### Your assignment
List every distinct column name passed to f.col() in the code posted in the Spark Structured Streaming thread.

### Supplied passage
0

I'm building a data pipeline using Spark Structured Streaming, which reads data from Kafka.

Here is my source code:

queries = []

plug_df = event_df.withWatermark('timestamp', '10 minutes').groupby(
    f.window(f.col('timestamp'), '5 minutes', '5 minutes'),
    f.col('house_id'),
    f.col('household_id'),
    f.col('plug_id')
).agg(
    f.avg('value').alias('avg_load')
)

house_df = plug_df.groupby(
    f.col('house_id'),
    f.col('window')
).agg(
    f.sum('avg_load').alias('avg_load')
)

queries.append(plug_df.writeStream.format('console').outputMode('update').start())
queries.append(house_df.writeStream.format('console').outputMode('update').start())

for query in queries:
    query.awaitTermination()

spark.stop()

The plug_df query works perfectly fine, but when I start the house_df query, it raises the following exception:

pyspark.errors.exceptions.captured.AnalysisException: Detected pattern of possible 'correctness' issue due to global watermark. The query contains a stateful operation that can emit rows older than the current watermark plus the allowed late record delay, which are considered as "late rows" in downstream stateful operations and these rows can be discarded. Please refer to the programming guide documentation for more details. If you understand the potential risk of correctness issues and still need to run the query, you can disable this check by setting the configuration `spark.sql.streaming.statefulOperator.checkCorrectness.enabled` to false.

So my question is, how can I perform multiple aggregations in Spark Structured Streaming? What is the recommended approach to achieve this in Spark Streaming?

Anh Duc Ng
  • 169
  • 1
  • 8

1 Answers1

1

This is indeed not supported. I'm not exactly in your case, as I don't use watermarks, but I have aggregations to do so what I did on my side is using foreachBatch sink instead of console on your side.

In pseudo code:

query.writeStream.foreachBatch(func)
// do aggregation inside foreachBatch
func:
  #aggregate as much as you want

Hope it works for you

Medzila
  • 161
  • 4

### Data section
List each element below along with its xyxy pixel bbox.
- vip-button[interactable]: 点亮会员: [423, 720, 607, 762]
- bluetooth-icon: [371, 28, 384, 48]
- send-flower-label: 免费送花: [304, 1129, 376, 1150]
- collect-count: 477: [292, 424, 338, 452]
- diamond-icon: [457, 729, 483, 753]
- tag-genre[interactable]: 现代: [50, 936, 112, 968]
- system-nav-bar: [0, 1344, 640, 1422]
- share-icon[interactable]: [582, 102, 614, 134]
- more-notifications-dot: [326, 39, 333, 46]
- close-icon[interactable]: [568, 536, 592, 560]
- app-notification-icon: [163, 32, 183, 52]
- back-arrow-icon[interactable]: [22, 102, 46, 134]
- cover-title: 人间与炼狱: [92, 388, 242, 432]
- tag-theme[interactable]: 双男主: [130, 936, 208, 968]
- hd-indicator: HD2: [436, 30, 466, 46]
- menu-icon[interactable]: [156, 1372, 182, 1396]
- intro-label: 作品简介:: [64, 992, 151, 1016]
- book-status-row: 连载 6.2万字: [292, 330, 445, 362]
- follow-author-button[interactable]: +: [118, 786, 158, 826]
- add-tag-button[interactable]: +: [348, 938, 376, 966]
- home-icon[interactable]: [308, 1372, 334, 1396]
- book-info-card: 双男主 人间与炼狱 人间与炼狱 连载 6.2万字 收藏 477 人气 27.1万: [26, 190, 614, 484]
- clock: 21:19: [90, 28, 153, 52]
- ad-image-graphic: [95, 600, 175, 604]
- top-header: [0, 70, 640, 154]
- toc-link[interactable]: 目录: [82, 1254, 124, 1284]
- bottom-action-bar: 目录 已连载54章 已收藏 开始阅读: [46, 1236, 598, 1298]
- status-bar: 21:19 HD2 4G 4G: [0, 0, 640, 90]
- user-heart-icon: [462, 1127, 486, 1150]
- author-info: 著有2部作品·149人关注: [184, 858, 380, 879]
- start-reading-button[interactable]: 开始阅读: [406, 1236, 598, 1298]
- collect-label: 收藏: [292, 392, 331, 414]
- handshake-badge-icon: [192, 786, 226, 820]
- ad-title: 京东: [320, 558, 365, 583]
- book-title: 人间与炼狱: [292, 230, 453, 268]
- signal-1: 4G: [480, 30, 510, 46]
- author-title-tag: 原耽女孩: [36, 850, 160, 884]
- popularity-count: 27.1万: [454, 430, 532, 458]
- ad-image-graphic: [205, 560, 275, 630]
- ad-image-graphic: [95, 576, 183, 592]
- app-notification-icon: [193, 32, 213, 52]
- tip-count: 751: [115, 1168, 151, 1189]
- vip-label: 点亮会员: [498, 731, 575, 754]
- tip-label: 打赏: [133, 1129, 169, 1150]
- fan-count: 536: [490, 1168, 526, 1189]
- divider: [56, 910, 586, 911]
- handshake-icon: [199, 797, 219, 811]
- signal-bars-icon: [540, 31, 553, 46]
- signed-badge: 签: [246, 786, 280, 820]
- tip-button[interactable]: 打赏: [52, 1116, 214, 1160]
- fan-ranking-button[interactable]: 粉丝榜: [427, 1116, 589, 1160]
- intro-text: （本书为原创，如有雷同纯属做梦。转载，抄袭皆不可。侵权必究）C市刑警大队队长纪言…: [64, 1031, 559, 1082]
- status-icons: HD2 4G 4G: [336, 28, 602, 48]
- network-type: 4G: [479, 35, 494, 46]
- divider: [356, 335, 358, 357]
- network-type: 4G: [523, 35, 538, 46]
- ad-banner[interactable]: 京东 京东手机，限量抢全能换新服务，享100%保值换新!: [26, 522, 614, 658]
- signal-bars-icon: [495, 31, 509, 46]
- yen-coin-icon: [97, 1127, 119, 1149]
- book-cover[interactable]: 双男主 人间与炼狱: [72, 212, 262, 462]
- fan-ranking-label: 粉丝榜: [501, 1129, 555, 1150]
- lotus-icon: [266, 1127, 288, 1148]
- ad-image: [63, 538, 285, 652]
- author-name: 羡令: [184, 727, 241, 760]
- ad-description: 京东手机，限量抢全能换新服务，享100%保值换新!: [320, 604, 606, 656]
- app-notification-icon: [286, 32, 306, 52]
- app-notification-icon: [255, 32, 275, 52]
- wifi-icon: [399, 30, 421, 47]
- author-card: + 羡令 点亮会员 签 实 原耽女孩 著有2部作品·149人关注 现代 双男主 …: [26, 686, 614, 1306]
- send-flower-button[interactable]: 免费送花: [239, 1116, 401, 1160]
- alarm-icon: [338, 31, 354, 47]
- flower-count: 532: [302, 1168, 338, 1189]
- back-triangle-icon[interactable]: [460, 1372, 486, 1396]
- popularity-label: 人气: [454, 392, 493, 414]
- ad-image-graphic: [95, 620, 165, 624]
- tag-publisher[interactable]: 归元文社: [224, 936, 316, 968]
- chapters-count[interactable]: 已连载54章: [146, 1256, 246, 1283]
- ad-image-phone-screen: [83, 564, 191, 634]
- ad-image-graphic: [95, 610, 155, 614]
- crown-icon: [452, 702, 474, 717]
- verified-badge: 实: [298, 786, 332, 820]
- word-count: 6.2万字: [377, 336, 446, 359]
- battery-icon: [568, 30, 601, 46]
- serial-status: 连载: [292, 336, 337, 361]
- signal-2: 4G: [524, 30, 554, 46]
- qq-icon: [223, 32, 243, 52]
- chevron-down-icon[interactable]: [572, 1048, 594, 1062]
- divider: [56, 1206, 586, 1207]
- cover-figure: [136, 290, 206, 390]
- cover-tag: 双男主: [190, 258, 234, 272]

### Completed exercise
timestamp, house_id, household_id, plug_id, window